-- Instructions to follow --
Draw out every line with the word "Andreas" from the listing below.

-- Data records --
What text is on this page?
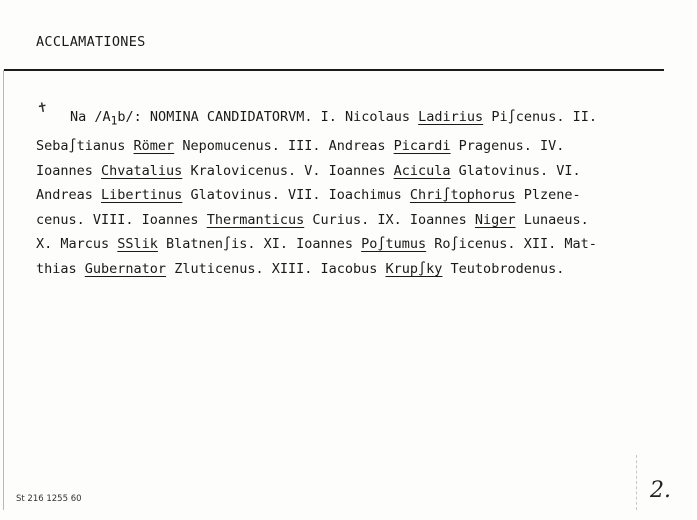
ACCLAMATIONES
✝
Na $/A_1b/$: NOMINA CANDIDATORVM. I. Nicolaus Ladirius Pi∫cenus. II.
Seba∫tianus Römer Nepomucenus. III. Andreas Picardi Pragenus. IV.
Ioannes Chvatalius Kralovicenus. V. Ioannes Acicula Glatovinus. VI.
Andreas Libertinus Glatovinus. VII. Ioachimus Chri∫tophorus Plzene-
cenus. VIII. Ioannes Thermanticus Curius. IX. Ioannes Niger Lunaeus.
X. Marcus SSlik Blatnen∫is. XI. Ioannes Po∫tumus Ro∫icenus. XII. Mat-
thias Gubernator Zluticenus. XIII. Iacobus Krup∫ky Teutobrodenus.
St 216 1255 60	2.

-- Result of the task --
Seba∫tianus Römer Nepomucenus. III. Andreas Picardi Pragenus. IV.
Andreas Libertinus Glatovinus. VII. Ioachimus Chri∫tophorus Plzene-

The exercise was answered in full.